Teks Bacaan:
· · · · ·
KPK Kembali Panggil Pedagang Valas untuk Kasus Suap PAW Harun Masiku

Gedung KPK

KabarIndonesia.id — Komisi Pemberantasan Korupsi (KPK) kembali memanggil pedagang valuta asing (valas) untuk diperiksa sebagai saksi dalam kasus dugaan suap pengurusan pergantian antarwaktu (PAW) anggota DPR RI periode 2019–2024 yang menjerat tersangka buronan Harun Masiku.

Juru Bicara KPK, Budi Prasetyo, mengungkapkan bahwa pemeriksaan dilakukan pada Rabu (18/6/2025) di Gedung Merah Putih KPK terhadap AHD, Direktur Utama PT Tetra Dua Sisi. Pemeriksaan juga dapat diwakili atau didampingi oleh pegawai perusahaan yang memahami transaksi yang dimaksud.

“Pemanggilan ini untuk mendalami aliran dana yang diduga terkait dengan kasus Harun Masiku, khususnya yang melibatkan penukaran uang dalam jumlah besar melalui perusahaan valas,” ujar Budi saat dikonfirmasi dari Jakarta.
· · · · ·
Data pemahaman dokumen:
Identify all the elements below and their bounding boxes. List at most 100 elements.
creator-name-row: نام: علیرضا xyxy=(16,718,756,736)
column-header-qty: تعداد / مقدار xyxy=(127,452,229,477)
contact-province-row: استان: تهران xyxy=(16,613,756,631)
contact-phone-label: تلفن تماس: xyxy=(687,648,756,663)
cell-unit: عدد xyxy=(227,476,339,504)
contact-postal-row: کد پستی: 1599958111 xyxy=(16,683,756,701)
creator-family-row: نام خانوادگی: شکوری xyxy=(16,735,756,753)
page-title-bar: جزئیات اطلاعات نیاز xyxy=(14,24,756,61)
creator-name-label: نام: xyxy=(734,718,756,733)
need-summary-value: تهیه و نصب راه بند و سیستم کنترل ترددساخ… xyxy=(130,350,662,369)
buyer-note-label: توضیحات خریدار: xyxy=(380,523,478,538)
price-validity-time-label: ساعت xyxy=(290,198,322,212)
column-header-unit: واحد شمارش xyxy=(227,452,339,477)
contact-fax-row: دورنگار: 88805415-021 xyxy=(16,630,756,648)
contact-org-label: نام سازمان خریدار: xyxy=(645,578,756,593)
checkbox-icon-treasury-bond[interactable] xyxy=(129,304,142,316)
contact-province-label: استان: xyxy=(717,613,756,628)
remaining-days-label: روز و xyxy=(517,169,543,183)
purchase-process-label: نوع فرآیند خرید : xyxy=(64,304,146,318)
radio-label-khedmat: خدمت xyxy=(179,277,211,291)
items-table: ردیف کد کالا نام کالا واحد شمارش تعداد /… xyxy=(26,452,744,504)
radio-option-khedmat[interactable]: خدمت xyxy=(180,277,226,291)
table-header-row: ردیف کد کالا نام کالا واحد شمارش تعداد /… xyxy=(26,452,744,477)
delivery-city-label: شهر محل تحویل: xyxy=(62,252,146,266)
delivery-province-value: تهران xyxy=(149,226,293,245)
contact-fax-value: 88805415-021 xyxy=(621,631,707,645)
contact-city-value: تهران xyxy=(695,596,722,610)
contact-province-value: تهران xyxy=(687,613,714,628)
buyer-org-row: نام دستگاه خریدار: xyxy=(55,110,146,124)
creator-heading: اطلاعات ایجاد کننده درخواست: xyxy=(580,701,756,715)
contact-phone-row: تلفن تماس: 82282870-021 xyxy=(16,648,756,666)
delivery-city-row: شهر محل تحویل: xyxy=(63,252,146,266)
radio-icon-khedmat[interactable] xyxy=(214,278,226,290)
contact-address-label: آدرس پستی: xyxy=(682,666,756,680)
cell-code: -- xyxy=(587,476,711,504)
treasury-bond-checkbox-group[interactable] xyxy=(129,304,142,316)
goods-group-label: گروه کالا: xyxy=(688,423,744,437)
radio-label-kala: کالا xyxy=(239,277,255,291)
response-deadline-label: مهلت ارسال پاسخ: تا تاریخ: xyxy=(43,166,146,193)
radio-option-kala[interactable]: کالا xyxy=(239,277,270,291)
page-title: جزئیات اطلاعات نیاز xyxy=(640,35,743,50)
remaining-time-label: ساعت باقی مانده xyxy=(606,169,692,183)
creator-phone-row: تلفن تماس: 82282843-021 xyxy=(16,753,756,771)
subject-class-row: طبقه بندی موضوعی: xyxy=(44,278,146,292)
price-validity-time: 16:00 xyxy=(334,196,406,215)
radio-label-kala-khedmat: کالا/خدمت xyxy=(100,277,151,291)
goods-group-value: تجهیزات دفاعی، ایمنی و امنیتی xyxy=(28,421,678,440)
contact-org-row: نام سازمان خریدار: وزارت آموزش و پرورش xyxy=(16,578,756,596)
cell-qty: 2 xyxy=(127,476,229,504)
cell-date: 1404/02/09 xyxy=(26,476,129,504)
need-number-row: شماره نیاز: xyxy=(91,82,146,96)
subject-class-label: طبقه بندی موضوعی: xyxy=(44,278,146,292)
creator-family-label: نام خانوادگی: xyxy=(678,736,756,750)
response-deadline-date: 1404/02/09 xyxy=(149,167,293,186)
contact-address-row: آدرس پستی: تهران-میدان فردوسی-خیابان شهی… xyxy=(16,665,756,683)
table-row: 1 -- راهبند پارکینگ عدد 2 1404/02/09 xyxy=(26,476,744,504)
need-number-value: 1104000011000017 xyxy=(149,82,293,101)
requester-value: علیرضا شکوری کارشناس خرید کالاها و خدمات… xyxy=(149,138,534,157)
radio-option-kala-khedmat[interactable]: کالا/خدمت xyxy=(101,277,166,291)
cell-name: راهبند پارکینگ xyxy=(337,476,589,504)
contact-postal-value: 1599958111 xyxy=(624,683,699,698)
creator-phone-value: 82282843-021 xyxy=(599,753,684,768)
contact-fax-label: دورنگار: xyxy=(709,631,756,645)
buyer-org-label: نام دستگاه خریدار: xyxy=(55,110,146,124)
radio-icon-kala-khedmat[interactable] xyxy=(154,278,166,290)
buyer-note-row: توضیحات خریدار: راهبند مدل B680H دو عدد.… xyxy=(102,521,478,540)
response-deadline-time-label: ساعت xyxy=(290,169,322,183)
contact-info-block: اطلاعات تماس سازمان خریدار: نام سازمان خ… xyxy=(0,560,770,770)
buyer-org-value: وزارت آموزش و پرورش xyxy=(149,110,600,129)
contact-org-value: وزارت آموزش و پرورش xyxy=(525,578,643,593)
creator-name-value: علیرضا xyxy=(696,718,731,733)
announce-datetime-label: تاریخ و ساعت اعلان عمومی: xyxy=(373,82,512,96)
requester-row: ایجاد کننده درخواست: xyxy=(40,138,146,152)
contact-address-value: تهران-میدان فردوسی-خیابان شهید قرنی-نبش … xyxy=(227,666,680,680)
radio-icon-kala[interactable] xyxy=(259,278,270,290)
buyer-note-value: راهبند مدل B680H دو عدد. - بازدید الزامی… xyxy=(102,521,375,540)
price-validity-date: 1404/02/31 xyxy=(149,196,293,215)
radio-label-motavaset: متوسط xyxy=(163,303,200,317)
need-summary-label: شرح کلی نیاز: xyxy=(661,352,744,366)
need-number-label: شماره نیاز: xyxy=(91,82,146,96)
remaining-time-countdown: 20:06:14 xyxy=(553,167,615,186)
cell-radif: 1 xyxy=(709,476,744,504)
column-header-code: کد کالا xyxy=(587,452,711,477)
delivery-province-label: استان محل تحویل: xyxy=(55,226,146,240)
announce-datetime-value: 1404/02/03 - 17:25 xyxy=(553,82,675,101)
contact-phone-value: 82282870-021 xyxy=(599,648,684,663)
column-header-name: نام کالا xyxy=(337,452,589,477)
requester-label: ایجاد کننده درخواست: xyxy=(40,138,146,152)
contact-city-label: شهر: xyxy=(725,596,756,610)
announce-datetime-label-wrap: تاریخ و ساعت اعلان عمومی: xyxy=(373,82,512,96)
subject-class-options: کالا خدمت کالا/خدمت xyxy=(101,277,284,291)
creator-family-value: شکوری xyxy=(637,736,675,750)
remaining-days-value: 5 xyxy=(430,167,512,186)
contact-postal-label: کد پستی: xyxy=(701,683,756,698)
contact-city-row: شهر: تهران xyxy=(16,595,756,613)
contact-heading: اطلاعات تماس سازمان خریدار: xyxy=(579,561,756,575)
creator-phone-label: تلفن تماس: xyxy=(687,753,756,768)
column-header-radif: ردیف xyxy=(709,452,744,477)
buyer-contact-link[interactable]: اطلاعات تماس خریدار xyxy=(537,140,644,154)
· · · · ·
Yang Harus Dibuat:
Menurut teks bacaan tentang kasus suap PAW Harun Masiku, siapa yang diperiksa KPK pada Rabu (18/6/2025) di Gedung Merah Putih KPK?

Hasil Tugas:
AHD, Direktur Utama PT Tetra Dua Sisi.